PAGE EXCERPT:
Re: [dev] Interesting Web Browser Decoupling Concept

From: Louis Santillan <lpsantil_AT_gmail.com>
Date: Mon, 12 Jun 2017 02:46:25 -0700

You have remote arbitrary code execution now (because of HTML, CSS,
JS, and plugins) in your current web browsers. However, if the remote
code was effectively constrained (yes, a difficult problem [0][1][2]),
there could be hope.

The code bloat of others isn't something you have to worry about.
They optimize when they need to (or when it affects their bottom
line). But if you could start off with a better, smaller, faster,
more secure base, would you want to?

I think, requiring PKI style handshakes (or maybe what Crockford
suggests [3]) for session oriented communications [4], communicating
only in human readable markups (like Markdown [5], ASCIIDoc [6],
Wiki/Creole [7]/Creole+Salt+OpenIconic [8]) without content
negotiation, and creating smaller API interfaces, there could be
important improvements there.

DATASET EXCERPT:
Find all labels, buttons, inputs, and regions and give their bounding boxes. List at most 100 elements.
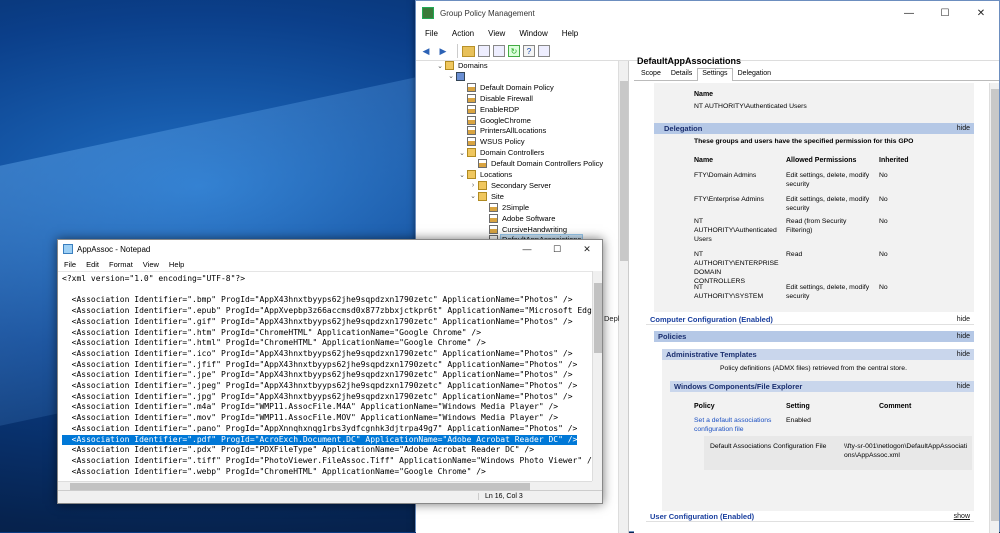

TASKS TO PERFORM:
A – According to the mailing list post, what is responsible for remote arbitrary code execution in current web browsers?
B – Retype the part of the mailing list post starting with "The code bloat" and going on through "important improvements there.".

THE ANSWERS:
A – HTML, CSS, JS, and plugins.

B –
The code bloat of others isn't something you have to worry about.
They optimize when they need to (or when it affects their bottom
line). But if you could start off with a better, smaller, faster,
more secure base, would you want to?

I think, requiring PKI style handshakes (or maybe what Crockford
suggests [3]) for session oriented communications [4], communicating
only in human readable markups (like Markdown [5], ASCIIDoc [6],
Wiki/Creole [7]/Creole+Salt+OpenIconic [8]) without content
negotiation, and creating smaller API interfaces, there could be
important improvements there.